▶ Work order A: In the passage on NaNoWriMo, why is writing 50,000 words in a month hard for most novelists? Answer in one to three sentences.
▶ Work order B:
Answer these questions on the passage on NaNoWriMo, one per line:
(i) What does NaNoWriMo stand for?
(ii) About how many words a day does the challenge average out to?
(iii) What does a writer do at the end of the month to verify the text and win?
▶ Work order C: Go on with the passage on NaNoWriMo from its last sentence.

▶ Extract to read:

In July of 2015, I stumbled across a post on a Writer’s forum that talked about this strange thing called “NaNoWriMo”. The other commenters were discussing their strategies to overcome it and “win”. Thinking this was some sort of strange writing competition, I asked for details. And what I found has marked my work as a writer ever since.
NaNoWriMo stands for “National Novel Writing Month”. While there are a couple “camps” over the course of the year, the official month is November. But this isn’t just something you post on your Facebook status like World Smile Day or something to just spread the word on like the awareness months. NaNoWriMo is a challenge to writers to get their novels written.
It works like this: writers promise to write 50,000 words toward a writing project of their choice. You begin on the first day of the month and have until the last day to write your final words. This usually averages out to 1,667 words a day.
Now, if you had nothing else to do during the time period, 50,000 words in one month is a pretty easy trick. But the majority of novelists also have school, work, and families. There are writers that talk about fervently writing on their morning carpool to work, as it’s the only way they’ll get their words in for the day. But as hard as it is to fit that much writing in that short a time, NaNo doesn’t leave you high and dry.
Writers participating in NaNoWriMo will receive tips, tricks, and encouragement in the form of daily messages from published authors. There are also forum boards for more help, including how to edit it after your work’s been completed. Any and all work is welcome, from short stories to screen plays. And at the end of the month, you copy and paste your text to verify it and win. And that’s the beautiful part. You’re not competing against anyone else (unless you count your own procrastination).

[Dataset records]
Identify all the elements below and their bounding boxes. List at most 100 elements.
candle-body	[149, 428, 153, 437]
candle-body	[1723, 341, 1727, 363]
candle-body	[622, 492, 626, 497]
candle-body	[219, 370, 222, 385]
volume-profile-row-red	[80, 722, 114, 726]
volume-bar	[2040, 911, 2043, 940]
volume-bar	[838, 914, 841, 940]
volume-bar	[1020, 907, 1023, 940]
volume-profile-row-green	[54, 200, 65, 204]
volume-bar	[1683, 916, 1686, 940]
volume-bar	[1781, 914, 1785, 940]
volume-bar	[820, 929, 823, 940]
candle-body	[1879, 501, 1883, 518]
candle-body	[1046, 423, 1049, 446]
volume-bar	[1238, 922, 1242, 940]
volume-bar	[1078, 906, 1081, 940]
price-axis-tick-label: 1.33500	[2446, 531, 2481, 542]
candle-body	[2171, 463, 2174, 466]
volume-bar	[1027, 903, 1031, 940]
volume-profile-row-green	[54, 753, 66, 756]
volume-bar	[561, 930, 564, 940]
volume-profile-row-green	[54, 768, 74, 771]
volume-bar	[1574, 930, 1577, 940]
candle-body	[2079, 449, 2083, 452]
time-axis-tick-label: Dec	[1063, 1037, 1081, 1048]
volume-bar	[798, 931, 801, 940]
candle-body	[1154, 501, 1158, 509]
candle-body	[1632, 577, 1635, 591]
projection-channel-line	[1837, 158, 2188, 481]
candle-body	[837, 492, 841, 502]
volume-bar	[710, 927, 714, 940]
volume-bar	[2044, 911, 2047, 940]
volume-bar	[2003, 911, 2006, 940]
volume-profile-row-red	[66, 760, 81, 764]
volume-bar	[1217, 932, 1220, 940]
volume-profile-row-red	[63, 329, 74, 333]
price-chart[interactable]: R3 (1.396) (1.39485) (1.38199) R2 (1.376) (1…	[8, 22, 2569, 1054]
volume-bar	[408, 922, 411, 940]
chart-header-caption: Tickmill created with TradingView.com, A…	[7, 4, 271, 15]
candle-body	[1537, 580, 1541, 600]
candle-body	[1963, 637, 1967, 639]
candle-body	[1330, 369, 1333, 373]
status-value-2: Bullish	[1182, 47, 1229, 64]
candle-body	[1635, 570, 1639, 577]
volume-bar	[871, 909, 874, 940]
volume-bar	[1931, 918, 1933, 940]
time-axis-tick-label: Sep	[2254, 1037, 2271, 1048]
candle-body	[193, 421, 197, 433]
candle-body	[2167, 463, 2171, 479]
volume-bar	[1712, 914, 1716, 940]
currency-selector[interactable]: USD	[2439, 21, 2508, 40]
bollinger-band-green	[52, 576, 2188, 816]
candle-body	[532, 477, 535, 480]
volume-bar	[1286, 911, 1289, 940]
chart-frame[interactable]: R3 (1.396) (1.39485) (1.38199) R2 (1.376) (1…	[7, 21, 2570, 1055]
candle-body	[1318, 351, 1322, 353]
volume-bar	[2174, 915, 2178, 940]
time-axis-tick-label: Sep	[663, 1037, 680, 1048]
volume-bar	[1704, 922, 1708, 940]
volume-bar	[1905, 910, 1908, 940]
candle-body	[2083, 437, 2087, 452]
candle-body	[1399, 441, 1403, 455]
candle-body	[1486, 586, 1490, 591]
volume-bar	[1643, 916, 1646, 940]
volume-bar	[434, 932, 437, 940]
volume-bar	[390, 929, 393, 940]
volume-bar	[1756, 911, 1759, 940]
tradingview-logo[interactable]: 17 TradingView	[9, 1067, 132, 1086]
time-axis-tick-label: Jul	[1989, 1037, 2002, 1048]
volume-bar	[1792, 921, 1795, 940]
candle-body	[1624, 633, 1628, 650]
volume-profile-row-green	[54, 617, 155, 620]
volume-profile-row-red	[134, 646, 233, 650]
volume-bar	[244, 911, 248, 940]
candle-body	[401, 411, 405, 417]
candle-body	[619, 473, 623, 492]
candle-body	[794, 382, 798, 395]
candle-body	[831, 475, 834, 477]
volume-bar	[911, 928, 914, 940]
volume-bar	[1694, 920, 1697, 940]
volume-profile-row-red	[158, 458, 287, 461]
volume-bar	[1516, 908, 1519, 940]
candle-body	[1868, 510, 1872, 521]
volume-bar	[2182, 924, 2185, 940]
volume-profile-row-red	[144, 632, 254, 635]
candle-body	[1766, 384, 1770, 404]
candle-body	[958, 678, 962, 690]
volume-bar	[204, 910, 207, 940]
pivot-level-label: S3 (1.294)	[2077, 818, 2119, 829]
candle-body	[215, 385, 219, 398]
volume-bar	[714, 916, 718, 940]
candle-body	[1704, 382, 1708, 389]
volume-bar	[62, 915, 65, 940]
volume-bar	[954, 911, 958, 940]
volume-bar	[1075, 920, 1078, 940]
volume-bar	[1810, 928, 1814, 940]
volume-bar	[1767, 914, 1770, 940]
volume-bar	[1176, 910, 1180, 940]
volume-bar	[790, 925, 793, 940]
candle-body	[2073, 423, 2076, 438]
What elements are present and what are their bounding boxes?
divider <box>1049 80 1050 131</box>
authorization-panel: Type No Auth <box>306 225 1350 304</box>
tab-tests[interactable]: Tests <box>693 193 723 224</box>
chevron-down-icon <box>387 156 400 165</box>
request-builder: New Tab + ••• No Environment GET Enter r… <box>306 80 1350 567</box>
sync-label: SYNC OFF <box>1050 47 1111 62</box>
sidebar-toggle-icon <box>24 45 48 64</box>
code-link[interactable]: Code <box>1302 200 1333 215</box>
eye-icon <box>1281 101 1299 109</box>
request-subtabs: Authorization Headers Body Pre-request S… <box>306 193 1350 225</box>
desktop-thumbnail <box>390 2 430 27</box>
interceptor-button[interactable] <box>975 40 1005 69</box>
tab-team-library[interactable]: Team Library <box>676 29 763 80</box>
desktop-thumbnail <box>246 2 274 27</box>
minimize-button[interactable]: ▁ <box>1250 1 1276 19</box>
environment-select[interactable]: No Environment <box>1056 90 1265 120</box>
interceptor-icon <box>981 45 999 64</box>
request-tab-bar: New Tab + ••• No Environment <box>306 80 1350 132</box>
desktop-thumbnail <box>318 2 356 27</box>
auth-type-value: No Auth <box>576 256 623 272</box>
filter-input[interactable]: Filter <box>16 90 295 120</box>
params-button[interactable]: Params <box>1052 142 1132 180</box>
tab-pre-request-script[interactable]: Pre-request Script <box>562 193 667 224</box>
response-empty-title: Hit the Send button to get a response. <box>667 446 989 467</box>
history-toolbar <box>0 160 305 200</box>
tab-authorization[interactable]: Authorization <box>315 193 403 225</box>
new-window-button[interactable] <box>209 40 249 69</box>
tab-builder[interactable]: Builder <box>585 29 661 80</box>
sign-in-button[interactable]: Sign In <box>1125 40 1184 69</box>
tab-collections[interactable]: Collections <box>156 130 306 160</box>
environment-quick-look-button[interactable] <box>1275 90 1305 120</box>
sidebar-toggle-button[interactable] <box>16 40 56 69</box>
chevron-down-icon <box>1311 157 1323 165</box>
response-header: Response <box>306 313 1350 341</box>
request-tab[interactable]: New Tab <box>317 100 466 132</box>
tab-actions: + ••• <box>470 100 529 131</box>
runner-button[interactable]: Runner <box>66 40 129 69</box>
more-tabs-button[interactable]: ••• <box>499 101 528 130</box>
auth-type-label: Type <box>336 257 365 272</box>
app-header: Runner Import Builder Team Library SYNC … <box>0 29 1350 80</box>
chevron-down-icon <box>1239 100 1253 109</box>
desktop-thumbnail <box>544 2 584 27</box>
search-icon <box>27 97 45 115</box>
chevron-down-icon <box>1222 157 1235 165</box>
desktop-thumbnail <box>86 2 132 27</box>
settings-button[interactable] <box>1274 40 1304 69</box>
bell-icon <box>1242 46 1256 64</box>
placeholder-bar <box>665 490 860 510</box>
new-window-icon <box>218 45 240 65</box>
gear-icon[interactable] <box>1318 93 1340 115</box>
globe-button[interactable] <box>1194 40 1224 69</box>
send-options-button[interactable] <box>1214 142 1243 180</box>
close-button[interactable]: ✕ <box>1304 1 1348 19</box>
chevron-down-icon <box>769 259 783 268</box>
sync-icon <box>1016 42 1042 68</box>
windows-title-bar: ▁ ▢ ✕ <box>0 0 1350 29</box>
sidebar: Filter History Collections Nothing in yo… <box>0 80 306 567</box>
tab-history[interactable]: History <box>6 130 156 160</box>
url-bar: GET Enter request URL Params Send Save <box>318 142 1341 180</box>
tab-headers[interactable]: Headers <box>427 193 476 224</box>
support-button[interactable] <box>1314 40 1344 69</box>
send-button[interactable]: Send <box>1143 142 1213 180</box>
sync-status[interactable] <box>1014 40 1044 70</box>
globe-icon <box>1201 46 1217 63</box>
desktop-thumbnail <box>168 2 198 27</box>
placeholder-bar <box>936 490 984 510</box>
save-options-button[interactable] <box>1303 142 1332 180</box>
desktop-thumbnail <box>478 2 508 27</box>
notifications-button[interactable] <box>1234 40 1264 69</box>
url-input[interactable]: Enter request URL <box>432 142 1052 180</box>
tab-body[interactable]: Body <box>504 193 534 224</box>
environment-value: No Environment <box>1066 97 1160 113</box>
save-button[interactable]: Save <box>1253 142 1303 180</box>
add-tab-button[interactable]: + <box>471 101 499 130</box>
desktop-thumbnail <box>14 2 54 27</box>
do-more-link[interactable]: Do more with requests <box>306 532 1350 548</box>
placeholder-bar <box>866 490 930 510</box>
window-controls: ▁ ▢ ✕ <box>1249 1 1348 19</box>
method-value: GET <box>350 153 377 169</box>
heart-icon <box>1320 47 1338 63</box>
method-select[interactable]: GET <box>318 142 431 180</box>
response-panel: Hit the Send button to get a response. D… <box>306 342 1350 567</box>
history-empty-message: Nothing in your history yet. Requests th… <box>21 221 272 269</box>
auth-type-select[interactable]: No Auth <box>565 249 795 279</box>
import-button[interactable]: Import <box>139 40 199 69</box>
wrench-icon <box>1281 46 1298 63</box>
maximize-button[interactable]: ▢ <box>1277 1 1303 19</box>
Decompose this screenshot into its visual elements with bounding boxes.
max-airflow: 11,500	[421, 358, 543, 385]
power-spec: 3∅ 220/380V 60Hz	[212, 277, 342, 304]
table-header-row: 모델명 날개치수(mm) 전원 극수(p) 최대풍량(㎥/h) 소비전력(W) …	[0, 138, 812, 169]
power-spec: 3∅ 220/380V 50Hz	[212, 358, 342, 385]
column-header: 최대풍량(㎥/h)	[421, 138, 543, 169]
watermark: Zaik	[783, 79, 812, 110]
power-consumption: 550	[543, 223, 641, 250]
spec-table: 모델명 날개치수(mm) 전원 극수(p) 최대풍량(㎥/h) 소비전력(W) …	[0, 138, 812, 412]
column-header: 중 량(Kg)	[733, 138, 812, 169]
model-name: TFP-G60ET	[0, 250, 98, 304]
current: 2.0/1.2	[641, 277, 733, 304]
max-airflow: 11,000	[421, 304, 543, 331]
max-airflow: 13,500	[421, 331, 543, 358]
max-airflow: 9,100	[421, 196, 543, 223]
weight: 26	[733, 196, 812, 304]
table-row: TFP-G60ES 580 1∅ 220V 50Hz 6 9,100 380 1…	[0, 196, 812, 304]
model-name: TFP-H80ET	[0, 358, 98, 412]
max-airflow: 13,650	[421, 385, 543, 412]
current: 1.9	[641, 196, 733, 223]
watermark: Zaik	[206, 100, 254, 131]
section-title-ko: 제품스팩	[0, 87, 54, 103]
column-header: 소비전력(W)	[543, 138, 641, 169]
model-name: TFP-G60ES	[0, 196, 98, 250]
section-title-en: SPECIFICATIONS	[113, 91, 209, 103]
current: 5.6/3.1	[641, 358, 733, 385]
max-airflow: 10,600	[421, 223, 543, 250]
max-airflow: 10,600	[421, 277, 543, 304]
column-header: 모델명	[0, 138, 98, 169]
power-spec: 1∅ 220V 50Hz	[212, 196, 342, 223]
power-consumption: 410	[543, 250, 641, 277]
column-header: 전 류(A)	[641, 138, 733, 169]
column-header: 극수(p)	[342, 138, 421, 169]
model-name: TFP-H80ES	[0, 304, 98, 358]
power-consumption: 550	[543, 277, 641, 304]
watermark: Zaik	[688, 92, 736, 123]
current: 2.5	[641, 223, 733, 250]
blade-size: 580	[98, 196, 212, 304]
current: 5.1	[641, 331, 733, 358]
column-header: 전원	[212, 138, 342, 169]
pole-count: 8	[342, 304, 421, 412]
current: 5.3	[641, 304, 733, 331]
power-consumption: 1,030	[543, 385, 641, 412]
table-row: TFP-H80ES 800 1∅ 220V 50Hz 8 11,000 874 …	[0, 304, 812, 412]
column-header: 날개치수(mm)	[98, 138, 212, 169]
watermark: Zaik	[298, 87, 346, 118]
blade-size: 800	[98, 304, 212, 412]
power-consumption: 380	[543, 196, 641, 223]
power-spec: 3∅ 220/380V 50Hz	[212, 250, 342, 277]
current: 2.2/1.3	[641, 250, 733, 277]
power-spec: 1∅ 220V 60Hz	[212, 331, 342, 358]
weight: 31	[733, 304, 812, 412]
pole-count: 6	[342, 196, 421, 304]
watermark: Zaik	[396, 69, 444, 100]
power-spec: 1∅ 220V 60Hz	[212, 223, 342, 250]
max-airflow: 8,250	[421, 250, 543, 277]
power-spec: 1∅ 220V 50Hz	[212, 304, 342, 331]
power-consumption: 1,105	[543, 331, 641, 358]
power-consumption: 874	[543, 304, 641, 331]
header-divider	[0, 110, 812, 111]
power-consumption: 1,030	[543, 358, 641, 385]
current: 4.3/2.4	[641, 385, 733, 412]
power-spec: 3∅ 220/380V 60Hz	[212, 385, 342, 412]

▶ Written answer A: Most novelists also have school, work, and families, so the 50,000 words must fit around those demands. Some writers write during their morning carpool to work because it is the only way they can get their words in for the day.

▶ Written answer B:
(i) National Novel Writing Month
(ii) 1,667 words a day
(iii) Copy and paste the text

▶ Written answer C:
It was thanks to NaNoWriMo I finished 3 manuscripts and took a giant chunk out of a major epic still in the works. It goes above and beyond to overcome the usual excuses of “I just can’t find the time”. If writing is something you’re passionate about, this is a great help to get you to where you want to be. There are virtual “write ins” through their Youtube account, wherein two members of the NaNo staff hold a livestream discussing writing and giving tips.
There’s also a twitter account that hosts “word sprints”. For a short period of time (usually anywhere from 5 minutes to half an hour) the writers that are “sprinting” do nothing else but write. At the end of the time everyone shares their word counts for that last sprint and their favorite quote from that chunk of the story. Then it’s a quick break and back to sprinting!
Writing is often seen as a hermitic hobby, with one lone person hunched over a desk or a laptop in a room by themselves. But no one is an island and NaNoWriMo brings the human connection back into story creation. This November will be my 5th time doing it and I have high hopes for finishing yet another manuscript. I bet you could, too.
If you’re a writer, or you’d like to be one, check out www.nanowrimo.org and see if you can’t win the writer’s gauntlet. See you there!